*Stated problem:* Output every entry exactly as written, but omit the pictures.
─── Given data ───
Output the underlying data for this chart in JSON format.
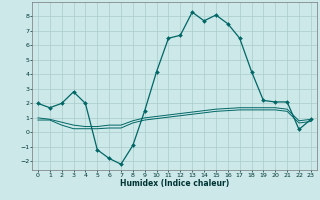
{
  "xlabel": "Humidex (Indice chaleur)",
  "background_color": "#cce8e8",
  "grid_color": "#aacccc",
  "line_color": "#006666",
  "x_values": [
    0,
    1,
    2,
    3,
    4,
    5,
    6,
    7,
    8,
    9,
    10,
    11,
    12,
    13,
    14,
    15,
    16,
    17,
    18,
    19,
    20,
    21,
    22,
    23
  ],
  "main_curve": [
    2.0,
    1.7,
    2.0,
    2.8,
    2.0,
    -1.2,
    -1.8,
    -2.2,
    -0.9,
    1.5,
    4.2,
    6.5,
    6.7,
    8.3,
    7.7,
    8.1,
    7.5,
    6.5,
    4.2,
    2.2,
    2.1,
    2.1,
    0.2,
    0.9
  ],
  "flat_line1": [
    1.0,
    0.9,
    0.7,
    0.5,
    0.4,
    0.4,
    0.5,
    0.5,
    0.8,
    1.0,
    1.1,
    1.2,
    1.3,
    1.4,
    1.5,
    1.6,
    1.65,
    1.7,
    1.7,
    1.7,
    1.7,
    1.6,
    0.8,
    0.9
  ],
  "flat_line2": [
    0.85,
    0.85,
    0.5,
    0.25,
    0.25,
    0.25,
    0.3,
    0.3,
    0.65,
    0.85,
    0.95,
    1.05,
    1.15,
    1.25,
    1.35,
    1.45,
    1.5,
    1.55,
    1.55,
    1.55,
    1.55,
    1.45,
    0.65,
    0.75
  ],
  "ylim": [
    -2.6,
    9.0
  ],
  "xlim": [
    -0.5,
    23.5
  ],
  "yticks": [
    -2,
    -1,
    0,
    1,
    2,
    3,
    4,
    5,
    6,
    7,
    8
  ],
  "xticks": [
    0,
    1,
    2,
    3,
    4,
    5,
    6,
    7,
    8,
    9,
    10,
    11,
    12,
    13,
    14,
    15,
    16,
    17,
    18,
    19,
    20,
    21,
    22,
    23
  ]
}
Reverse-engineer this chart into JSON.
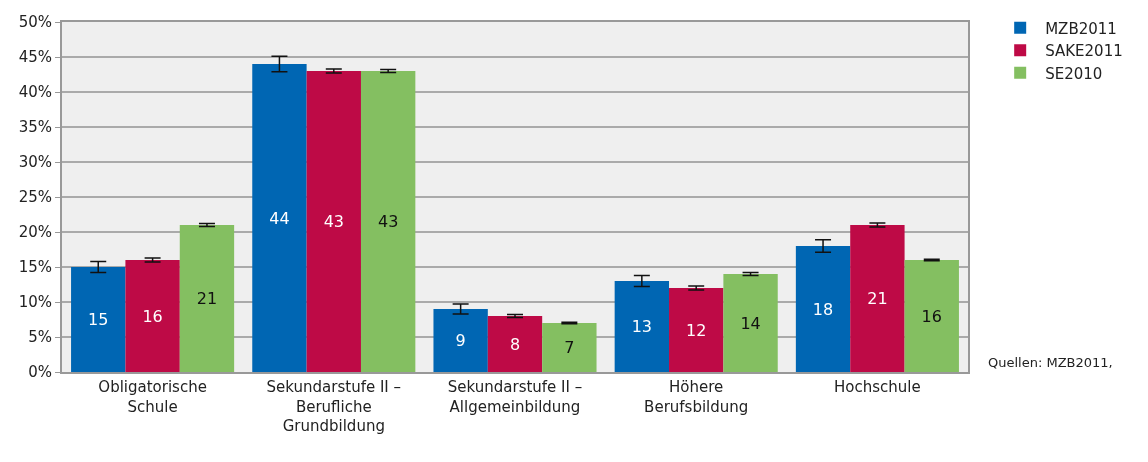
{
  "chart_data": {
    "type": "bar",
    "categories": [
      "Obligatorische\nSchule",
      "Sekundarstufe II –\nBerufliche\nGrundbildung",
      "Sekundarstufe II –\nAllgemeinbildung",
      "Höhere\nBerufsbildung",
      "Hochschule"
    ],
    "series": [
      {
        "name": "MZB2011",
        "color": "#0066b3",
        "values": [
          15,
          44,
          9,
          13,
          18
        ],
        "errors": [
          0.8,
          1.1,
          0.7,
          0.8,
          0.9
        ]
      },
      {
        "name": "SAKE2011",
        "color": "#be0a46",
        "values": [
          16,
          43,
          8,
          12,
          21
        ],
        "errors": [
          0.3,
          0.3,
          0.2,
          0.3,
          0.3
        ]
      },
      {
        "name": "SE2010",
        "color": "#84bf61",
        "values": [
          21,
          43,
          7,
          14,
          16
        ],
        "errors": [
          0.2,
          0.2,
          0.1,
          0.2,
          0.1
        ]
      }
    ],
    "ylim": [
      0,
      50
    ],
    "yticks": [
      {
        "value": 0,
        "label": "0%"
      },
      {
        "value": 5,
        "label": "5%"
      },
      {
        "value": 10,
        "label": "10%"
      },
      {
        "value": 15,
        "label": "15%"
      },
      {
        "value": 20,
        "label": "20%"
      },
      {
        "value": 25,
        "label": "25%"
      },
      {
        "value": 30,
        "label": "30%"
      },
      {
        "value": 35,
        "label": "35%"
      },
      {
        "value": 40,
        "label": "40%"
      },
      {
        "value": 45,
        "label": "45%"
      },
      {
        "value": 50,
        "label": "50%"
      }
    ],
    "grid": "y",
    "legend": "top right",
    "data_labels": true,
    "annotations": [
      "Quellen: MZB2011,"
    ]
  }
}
───
*Exercise output:*
Output the underlying data for this chart in JSON format.
{
  "xlabel": "Humidex (Indice chaleur)",
  "background_color": "#cce8e8",
  "grid_color": "#aacccc",
  "line_color": "#006666",
  "x_values": [
    0,
    1,
    2,
    3,
    4,
    5,
    6,
    7,
    8,
    9,
    10,
    11,
    12,
    13,
    14,
    15,
    16,
    17,
    18,
    19,
    20,
    21,
    22,
    23
  ],
  "main_curve": [
    2.0,
    1.7,
    2.0,
    2.8,
    2.0,
    -1.2,
    -1.8,
    -2.2,
    -0.9,
    1.5,
    4.2,
    6.5,
    6.7,
    8.3,
    7.7,
    8.1,
    7.5,
    6.5,
    4.2,
    2.2,
    2.1,
    2.1,
    0.2,
    0.9
  ],
  "flat_line1": [
    1.0,
    0.9,
    0.7,
    0.5,
    0.4,
    0.4,
    0.5,
    0.5,
    0.8,
    1.0,
    1.1,
    1.2,
    1.3,
    1.4,
    1.5,
    1.6,
    1.65,
    1.7,
    1.7,
    1.7,
    1.7,
    1.6,
    0.8,
    0.9
  ],
  "flat_line2": [
    0.85,
    0.85,
    0.5,
    0.25,
    0.25,
    0.25,
    0.3,
    0.3,
    0.65,
    0.85,
    0.95,
    1.05,
    1.15,
    1.25,
    1.35,
    1.45,
    1.5,
    1.55,
    1.55,
    1.55,
    1.55,
    1.45,
    0.65,
    0.75
  ],
  "ylim": [
    -2.6,
    9.0
  ],
  "xlim": [
    -0.5,
    23.5
  ],
  "yticks": [
    -2,
    -1,
    0,
    1,
    2,
    3,
    4,
    5,
    6,
    7,
    8
  ],
  "xticks": [
    0,
    1,
    2,
    3,
    4,
    5,
    6,
    7,
    8,
    9,
    10,
    11,
    12,
    13,
    14,
    15,
    16,
    17,
    18,
    19,
    20,
    21,
    22,
    23
  ]
}
Reverse-engineer this chart into JSON.
{
  "chart_data": {
    "type": "bar",
    "categories": [
      "Obligatorische\nSchule",
      "Sekundarstufe II –\nBerufliche\nGrundbildung",
      "Sekundarstufe II –\nAllgemeinbildung",
      "Höhere\nBerufsbildung",
      "Hochschule"
    ],
    "series": [
      {
        "name": "MZB2011",
        "color": "#0066b3",
        "values": [
          15,
          44,
          9,
          13,
          18
        ],
        "errors": [
          0.8,
          1.1,
          0.7,
          0.8,
          0.9
        ]
      },
      {
        "name": "SAKE2011",
        "color": "#be0a46",
        "values": [
          16,
          43,
          8,
          12,
          21
        ],
        "errors": [
          0.3,
          0.3,
          0.2,
          0.3,
          0.3
        ]
      },
      {
        "name": "SE2010",
        "color": "#84bf61",
        "values": [
          21,
          43,
          7,
          14,
          16
        ],
        "errors": [
          0.2,
          0.2,
          0.1,
          0.2,
          0.1
        ]
      }
    ],
    "ylim": [
      0,
      50
    ],
    "yticks": [
      {
        "value": 0,
        "label": "0%"
      },
      {
        "value": 5,
        "label": "5%"
      },
      {
        "value": 10,
        "label": "10%"
      },
      {
        "value": 15,
        "label": "15%"
      },
      {
        "value": 20,
        "label": "20%"
      },
      {
        "value": 25,
        "label": "25%"
      },
      {
        "value": 30,
        "label": "30%"
      },
      {
        "value": 35,
        "label": "35%"
      },
      {
        "value": 40,
        "label": "40%"
      },
      {
        "value": 45,
        "label": "45%"
      },
      {
        "value": 50,
        "label": "50%"
      }
    ],
    "grid": "y",
    "legend": "top right",
    "data_labels": true,
    "annotations": [
      "Quellen: MZB2011,"
    ]
  }
}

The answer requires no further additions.